#### EXERCISE AIM:
Extract from the listing each line in which the word "name" appears.

---- DATASET ENTRIES

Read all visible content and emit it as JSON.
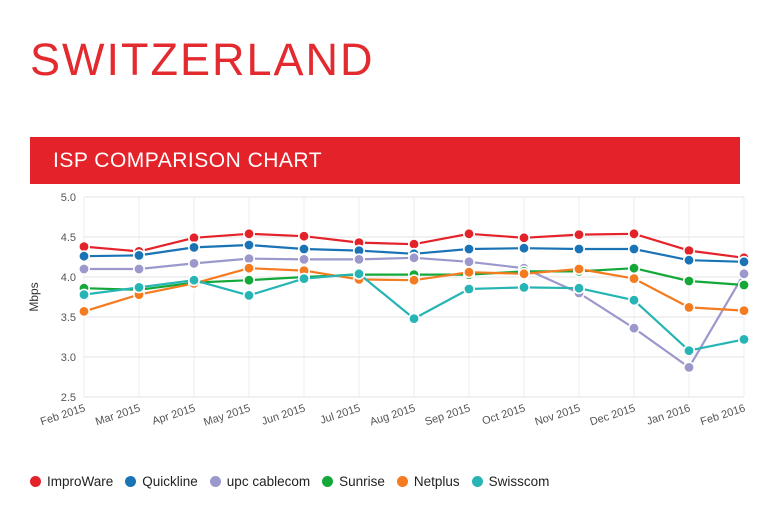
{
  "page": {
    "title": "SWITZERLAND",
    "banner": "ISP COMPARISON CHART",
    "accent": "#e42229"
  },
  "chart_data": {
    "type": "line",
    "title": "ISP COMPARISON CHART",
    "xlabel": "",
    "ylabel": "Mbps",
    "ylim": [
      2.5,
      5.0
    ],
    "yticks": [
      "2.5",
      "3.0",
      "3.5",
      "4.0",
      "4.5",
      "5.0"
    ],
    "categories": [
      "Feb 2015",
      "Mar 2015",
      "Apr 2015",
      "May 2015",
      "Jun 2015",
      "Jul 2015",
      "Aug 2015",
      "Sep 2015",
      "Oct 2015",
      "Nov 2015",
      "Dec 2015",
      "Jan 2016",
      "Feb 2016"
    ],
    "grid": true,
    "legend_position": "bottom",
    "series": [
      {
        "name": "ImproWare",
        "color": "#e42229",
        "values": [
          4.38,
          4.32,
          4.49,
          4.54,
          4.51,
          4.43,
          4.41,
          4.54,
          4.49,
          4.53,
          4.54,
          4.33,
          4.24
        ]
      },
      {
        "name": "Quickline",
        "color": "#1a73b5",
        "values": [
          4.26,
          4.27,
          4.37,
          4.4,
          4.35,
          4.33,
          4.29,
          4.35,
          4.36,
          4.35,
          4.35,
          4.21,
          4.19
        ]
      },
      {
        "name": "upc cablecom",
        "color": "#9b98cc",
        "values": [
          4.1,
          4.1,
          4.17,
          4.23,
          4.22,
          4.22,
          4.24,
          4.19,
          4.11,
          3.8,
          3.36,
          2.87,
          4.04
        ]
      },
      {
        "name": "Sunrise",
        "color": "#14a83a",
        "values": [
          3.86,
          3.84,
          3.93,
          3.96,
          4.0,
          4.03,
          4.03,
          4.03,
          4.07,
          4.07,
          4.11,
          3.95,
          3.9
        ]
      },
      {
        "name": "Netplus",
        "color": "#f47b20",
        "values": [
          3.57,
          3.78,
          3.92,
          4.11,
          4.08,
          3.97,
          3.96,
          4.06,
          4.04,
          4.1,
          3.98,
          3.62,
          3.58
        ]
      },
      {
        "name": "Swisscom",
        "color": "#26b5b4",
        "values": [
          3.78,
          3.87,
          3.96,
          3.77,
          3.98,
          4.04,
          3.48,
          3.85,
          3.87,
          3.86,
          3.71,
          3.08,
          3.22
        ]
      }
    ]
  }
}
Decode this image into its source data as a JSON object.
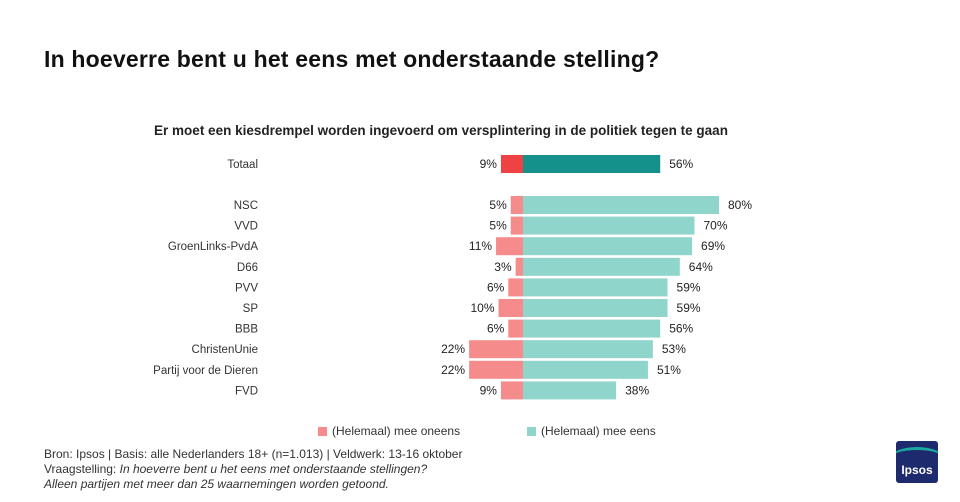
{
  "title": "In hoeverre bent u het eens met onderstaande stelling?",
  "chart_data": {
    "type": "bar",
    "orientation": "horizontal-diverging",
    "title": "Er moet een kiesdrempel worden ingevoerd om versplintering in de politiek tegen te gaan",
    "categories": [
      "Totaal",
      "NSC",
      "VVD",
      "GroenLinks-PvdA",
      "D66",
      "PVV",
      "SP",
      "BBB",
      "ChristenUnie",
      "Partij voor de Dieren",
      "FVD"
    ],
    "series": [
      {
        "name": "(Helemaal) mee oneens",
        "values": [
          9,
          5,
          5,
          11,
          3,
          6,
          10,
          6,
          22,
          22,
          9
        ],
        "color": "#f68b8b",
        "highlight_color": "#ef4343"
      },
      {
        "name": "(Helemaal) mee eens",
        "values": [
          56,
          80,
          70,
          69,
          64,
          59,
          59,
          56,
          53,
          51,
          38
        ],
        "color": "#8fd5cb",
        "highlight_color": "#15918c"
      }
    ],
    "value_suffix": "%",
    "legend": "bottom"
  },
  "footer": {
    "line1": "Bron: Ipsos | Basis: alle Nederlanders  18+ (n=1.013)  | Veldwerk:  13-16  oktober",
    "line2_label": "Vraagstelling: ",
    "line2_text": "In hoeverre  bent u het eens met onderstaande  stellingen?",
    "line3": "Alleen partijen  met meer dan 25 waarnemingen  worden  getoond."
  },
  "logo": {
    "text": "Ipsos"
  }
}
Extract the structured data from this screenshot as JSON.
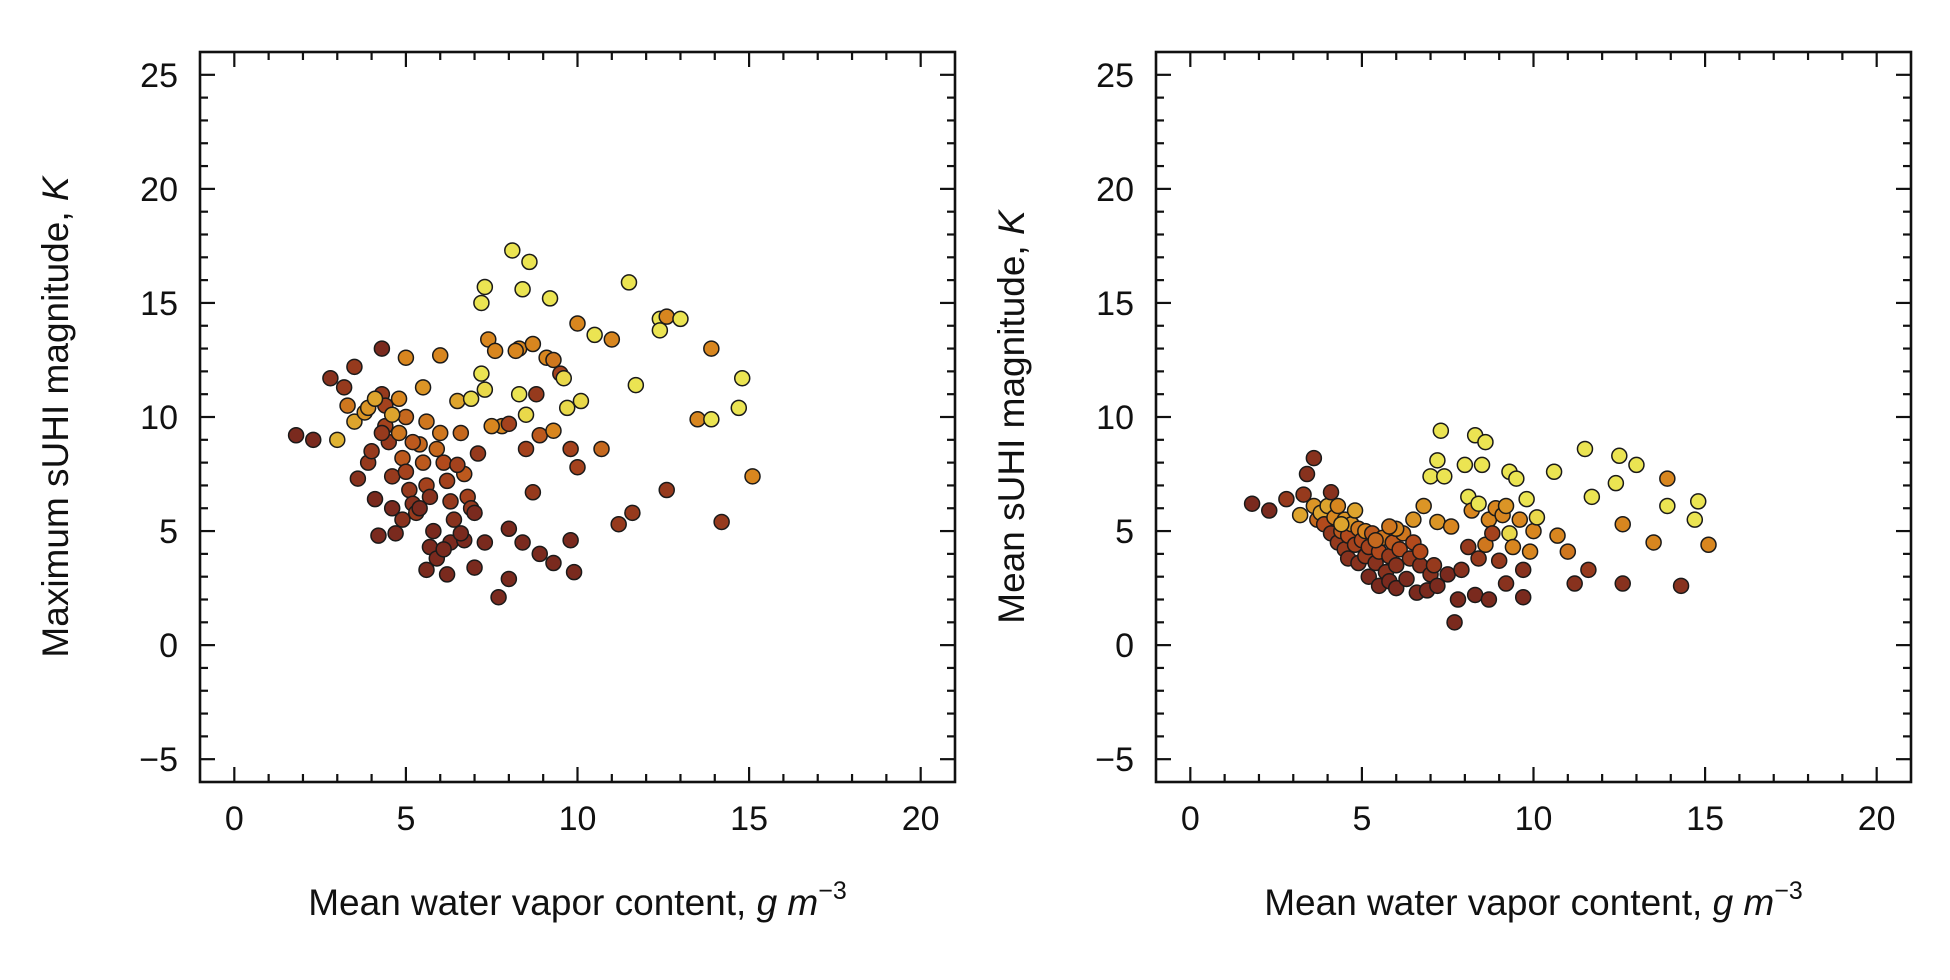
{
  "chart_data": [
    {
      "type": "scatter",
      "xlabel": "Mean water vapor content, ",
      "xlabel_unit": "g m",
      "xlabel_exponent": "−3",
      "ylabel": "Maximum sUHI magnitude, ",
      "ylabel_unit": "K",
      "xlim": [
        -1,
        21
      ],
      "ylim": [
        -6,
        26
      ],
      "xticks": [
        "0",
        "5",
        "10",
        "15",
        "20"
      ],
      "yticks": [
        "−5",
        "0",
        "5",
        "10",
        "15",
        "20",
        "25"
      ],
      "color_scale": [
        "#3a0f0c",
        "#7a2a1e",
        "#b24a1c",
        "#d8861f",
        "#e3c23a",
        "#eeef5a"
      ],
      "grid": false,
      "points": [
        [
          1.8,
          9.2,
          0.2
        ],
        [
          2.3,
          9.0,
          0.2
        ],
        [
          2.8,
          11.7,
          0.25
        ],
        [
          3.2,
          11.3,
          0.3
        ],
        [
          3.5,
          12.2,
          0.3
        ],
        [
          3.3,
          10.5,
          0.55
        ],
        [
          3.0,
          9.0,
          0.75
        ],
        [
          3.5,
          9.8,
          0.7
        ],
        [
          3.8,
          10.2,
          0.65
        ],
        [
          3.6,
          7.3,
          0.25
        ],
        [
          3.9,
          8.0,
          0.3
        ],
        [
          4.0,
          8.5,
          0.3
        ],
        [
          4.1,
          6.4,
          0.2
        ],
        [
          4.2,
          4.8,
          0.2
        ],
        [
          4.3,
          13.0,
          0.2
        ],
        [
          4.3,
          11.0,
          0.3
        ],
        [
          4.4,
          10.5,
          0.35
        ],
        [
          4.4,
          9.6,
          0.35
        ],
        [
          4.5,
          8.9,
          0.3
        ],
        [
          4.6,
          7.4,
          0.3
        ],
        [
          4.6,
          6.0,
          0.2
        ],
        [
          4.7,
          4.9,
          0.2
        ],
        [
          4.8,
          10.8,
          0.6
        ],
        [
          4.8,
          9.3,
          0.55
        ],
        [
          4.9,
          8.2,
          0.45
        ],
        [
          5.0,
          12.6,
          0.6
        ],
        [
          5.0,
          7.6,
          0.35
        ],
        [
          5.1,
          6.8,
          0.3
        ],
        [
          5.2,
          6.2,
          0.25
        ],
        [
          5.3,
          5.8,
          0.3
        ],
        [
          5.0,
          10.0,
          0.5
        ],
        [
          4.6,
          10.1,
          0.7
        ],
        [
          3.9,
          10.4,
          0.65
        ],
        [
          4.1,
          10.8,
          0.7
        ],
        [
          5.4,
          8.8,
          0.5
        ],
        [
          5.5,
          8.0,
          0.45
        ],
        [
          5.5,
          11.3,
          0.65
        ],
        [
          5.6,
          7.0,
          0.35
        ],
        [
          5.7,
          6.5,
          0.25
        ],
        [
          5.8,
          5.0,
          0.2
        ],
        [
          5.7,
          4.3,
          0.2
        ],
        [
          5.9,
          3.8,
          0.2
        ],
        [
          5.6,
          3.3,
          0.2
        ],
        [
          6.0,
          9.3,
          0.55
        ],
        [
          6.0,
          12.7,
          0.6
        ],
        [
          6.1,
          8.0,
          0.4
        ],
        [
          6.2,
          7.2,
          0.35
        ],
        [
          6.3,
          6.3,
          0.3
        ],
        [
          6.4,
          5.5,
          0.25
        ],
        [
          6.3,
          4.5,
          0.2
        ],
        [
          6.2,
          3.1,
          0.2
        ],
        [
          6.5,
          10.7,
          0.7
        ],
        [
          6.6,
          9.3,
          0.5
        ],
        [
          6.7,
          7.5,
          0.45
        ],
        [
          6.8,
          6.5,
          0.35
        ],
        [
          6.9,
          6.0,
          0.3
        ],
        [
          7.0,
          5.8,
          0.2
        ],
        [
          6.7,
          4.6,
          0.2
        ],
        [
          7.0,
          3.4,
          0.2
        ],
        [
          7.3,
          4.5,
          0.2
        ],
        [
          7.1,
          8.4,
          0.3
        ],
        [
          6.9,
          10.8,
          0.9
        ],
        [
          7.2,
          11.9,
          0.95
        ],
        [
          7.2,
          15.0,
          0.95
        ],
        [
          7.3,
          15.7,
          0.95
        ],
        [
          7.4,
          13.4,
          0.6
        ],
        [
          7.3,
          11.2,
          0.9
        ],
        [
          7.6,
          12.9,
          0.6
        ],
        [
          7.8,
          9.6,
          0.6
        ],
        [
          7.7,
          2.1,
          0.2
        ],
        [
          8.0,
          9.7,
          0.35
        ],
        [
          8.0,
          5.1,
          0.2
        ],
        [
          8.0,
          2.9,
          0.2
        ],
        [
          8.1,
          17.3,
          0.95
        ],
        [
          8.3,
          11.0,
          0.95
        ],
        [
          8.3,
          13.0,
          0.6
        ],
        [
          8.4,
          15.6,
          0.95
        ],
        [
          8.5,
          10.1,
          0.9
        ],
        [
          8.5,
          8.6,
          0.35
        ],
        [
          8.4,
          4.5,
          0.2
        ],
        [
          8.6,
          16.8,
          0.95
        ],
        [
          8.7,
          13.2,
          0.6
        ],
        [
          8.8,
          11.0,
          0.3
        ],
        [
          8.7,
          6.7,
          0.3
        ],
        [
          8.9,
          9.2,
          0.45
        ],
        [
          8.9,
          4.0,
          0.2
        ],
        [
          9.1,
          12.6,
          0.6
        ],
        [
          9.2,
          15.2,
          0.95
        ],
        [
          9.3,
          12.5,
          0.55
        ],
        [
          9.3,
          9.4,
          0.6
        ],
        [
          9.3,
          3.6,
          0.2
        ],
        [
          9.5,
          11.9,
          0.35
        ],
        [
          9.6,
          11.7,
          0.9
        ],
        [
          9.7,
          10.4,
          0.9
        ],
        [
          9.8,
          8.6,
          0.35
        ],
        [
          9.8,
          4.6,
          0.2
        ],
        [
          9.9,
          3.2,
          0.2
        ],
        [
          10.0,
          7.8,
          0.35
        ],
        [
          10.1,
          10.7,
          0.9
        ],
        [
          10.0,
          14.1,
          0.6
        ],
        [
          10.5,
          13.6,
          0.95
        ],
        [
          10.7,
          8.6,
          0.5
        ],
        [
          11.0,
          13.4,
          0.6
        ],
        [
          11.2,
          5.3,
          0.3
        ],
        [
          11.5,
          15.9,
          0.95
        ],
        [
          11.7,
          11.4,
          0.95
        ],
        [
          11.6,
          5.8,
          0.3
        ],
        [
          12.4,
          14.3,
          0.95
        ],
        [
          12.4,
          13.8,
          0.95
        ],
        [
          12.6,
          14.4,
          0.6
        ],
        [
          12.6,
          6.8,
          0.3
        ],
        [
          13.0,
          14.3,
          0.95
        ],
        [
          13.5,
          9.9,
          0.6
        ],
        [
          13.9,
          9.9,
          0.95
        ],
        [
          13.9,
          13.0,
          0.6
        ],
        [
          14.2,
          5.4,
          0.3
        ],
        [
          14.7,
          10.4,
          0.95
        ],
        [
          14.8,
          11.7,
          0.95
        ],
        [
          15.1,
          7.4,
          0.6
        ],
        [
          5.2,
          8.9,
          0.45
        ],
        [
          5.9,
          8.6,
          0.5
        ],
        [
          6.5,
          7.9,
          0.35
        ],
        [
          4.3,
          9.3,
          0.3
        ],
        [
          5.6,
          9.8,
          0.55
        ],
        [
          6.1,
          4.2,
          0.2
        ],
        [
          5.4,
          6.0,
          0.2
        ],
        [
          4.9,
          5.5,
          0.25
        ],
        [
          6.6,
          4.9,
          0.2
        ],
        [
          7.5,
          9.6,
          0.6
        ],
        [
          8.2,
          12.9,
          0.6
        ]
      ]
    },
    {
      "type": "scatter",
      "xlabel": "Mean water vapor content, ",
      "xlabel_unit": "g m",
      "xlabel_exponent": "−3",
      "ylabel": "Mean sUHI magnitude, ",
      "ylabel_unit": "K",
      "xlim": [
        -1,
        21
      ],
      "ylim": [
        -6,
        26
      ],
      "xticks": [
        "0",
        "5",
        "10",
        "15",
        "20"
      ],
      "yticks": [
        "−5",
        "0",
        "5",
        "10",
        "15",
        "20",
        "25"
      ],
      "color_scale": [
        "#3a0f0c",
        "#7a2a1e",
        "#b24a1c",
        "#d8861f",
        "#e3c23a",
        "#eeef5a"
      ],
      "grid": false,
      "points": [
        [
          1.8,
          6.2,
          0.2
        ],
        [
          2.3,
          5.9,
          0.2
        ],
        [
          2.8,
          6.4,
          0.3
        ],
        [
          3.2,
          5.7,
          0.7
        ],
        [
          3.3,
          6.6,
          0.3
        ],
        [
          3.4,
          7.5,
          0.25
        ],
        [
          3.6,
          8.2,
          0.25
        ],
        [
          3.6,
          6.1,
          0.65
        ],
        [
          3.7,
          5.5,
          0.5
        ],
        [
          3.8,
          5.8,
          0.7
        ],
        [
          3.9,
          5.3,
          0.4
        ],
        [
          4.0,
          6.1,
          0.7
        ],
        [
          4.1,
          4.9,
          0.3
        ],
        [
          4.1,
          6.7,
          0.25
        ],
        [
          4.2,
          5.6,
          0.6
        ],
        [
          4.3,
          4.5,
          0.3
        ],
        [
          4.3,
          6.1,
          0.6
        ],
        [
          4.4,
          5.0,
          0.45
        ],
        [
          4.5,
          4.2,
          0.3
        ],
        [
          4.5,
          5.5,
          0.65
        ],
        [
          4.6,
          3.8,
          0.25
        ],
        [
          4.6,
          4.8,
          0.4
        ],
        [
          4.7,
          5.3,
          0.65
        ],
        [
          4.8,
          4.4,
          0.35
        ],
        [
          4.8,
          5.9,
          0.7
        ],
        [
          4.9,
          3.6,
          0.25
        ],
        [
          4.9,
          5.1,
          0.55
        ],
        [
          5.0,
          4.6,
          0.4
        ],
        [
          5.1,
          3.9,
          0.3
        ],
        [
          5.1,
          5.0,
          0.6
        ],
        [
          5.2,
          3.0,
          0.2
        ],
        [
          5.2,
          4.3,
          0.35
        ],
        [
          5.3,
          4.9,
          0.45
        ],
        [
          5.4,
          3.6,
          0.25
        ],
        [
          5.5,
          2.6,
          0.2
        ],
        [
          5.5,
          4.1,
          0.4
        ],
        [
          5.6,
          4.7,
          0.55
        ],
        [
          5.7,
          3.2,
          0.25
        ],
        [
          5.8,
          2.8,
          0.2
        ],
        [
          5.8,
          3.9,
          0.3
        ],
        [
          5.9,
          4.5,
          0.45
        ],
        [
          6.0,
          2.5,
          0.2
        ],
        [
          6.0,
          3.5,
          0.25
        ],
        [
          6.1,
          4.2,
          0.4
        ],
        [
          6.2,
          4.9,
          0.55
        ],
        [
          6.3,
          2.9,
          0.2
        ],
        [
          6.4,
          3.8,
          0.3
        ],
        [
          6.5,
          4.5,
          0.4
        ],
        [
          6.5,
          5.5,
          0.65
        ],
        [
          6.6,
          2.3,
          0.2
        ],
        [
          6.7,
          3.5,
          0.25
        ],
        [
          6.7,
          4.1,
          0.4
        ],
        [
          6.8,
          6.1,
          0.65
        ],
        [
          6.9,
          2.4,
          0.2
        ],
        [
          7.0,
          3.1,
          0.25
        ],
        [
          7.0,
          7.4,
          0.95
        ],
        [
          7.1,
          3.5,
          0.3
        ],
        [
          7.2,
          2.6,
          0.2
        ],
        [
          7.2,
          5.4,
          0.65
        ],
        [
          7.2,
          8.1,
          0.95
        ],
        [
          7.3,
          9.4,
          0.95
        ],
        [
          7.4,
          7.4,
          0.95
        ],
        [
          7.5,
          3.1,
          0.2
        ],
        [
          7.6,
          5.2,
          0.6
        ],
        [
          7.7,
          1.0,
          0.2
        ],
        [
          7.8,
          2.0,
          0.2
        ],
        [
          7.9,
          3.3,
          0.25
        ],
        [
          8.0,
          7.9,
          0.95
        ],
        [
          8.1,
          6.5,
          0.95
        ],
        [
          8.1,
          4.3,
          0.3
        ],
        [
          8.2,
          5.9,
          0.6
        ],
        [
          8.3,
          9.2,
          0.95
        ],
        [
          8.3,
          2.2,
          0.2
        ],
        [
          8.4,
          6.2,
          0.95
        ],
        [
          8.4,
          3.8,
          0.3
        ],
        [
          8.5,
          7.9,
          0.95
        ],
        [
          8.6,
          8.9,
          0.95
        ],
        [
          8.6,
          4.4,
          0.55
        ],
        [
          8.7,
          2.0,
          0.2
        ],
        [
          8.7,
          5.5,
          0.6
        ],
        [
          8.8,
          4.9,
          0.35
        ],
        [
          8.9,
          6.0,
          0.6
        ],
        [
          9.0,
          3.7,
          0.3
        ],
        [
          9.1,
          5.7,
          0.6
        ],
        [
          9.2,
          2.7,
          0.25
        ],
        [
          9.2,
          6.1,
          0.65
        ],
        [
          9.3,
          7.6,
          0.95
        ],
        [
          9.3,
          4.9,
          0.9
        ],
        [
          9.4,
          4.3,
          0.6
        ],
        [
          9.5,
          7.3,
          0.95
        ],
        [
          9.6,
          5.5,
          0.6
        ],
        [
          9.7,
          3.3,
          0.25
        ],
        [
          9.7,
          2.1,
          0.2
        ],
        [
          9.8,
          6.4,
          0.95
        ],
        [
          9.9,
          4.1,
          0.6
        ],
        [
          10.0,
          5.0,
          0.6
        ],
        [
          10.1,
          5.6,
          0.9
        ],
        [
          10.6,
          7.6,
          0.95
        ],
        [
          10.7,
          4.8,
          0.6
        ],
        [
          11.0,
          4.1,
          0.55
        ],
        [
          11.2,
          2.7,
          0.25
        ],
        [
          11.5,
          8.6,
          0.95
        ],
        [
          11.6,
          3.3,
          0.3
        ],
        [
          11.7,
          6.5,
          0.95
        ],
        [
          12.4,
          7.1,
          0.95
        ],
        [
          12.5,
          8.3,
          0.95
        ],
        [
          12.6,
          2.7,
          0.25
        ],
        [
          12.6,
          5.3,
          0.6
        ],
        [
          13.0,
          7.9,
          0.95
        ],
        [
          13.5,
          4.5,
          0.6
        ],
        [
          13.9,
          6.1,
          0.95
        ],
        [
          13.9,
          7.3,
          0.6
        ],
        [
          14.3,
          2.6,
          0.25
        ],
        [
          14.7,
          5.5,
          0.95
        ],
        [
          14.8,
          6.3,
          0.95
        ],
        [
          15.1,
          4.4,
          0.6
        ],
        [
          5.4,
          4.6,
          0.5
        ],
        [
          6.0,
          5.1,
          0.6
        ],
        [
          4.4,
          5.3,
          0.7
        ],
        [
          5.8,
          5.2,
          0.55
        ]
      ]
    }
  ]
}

--------

#### RESPONSE FOR THIS EXERCISE:
        "name": "ImproWare",
        "name": "Quickline",
        "name": "upc cablecom",
        "name": "Sunrise",
        "name": "Netplus",
        "name": "Swisscom",
        "name": "(Helemaal) mee oneens",
        "name": "(Helemaal) mee eens",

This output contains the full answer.